(Some records)

►

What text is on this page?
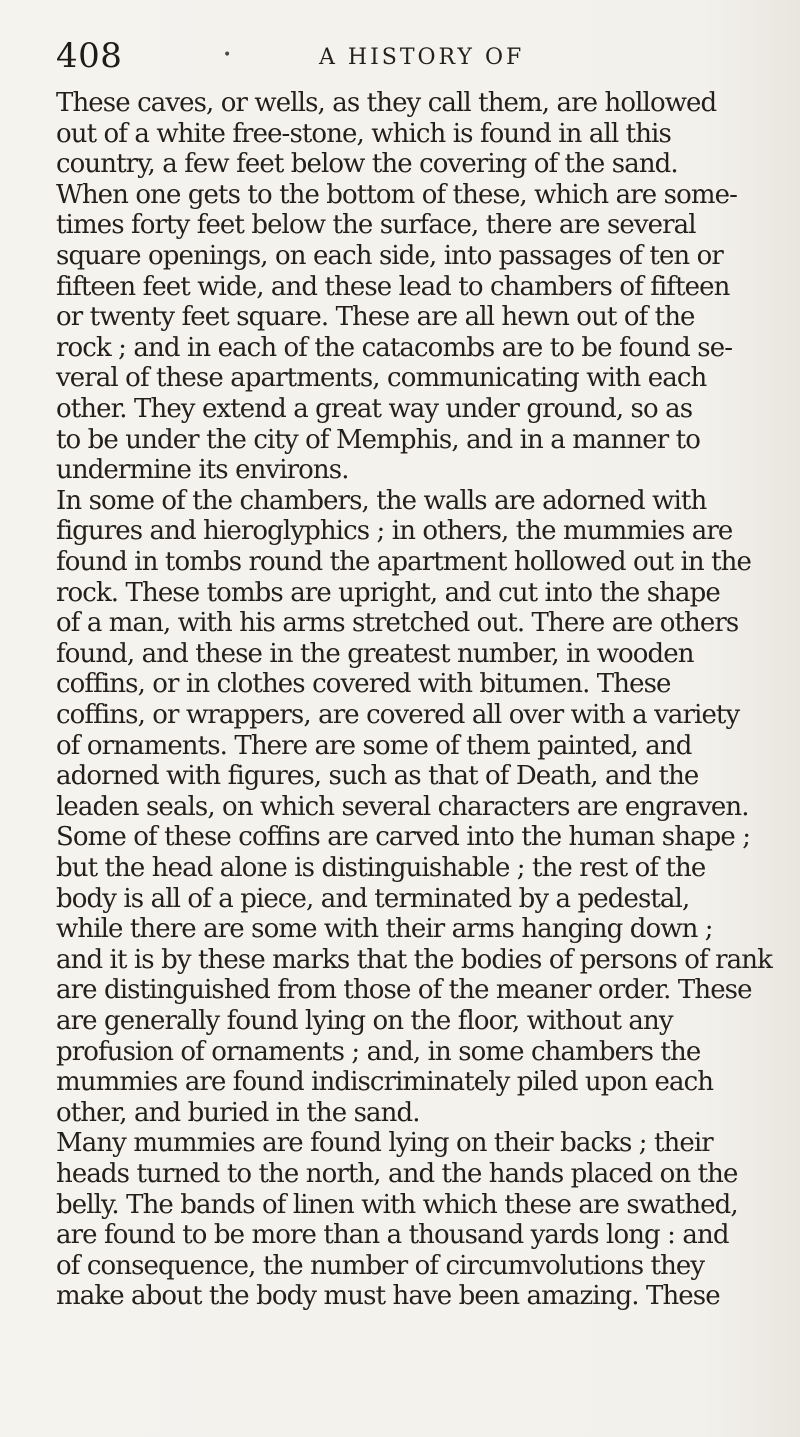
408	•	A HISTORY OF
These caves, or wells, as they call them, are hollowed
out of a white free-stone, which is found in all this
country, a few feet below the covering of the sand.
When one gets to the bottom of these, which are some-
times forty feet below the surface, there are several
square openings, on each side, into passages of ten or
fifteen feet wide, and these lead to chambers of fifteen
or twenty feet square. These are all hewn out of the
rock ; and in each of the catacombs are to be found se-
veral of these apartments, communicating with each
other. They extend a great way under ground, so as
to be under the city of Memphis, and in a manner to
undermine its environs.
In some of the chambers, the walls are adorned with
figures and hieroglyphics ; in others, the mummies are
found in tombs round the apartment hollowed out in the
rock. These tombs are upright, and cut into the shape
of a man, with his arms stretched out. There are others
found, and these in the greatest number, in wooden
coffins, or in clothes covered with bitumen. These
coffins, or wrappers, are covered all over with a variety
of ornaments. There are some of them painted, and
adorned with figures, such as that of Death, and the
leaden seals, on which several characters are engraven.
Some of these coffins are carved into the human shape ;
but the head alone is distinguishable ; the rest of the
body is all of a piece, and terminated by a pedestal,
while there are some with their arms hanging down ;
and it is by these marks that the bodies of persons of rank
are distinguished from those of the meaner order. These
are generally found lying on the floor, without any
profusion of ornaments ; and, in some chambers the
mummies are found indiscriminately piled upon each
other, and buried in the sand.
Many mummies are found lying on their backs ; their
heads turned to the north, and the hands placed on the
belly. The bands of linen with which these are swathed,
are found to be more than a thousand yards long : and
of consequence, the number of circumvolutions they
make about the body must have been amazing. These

◄
►

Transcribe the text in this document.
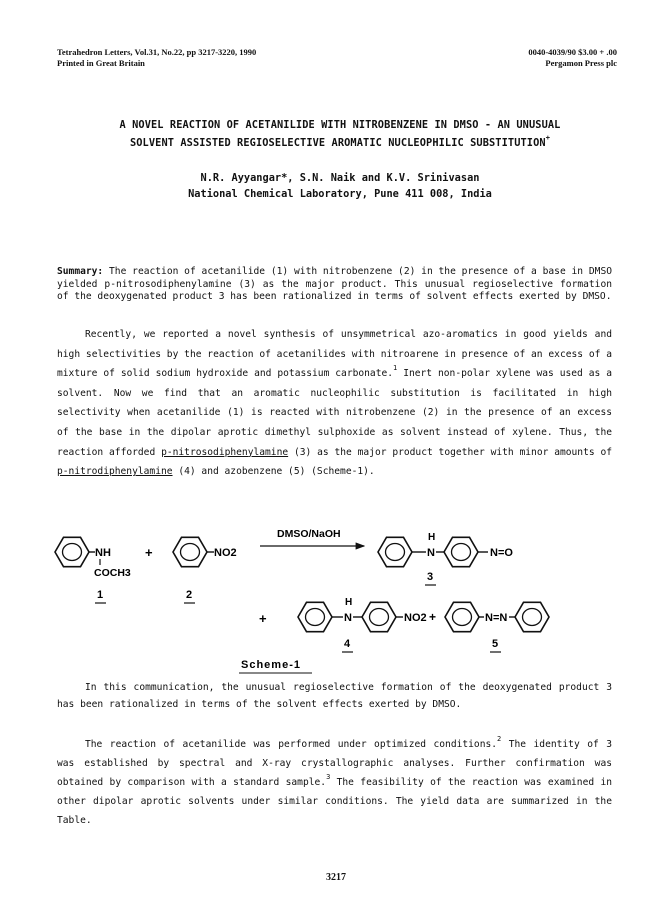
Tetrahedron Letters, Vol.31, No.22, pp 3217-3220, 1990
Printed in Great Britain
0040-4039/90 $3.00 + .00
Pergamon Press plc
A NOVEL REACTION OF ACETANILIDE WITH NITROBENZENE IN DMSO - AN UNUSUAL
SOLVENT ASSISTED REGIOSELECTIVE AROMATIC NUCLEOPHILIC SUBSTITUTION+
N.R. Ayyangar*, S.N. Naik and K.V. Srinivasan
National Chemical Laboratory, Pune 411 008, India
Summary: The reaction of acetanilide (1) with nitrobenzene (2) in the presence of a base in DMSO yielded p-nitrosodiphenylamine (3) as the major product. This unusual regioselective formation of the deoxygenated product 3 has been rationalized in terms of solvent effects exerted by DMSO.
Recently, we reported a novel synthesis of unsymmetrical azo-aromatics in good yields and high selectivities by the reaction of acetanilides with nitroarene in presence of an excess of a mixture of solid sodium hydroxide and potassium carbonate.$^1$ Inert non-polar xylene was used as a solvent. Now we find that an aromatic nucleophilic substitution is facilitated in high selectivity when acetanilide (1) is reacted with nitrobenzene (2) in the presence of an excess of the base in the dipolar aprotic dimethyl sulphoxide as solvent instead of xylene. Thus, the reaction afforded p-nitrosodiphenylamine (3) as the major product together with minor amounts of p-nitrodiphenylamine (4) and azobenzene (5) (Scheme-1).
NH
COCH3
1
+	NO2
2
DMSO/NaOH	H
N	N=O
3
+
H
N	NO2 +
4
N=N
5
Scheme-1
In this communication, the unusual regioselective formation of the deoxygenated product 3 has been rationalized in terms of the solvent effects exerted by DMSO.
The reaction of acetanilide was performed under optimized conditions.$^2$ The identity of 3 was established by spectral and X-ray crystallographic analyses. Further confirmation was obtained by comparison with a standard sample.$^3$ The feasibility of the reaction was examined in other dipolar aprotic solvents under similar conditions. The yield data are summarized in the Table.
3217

◄

* What to produce:
Return every line containing "text".

* Exercise response:
What text is on this page?
Transcribe the text in this document.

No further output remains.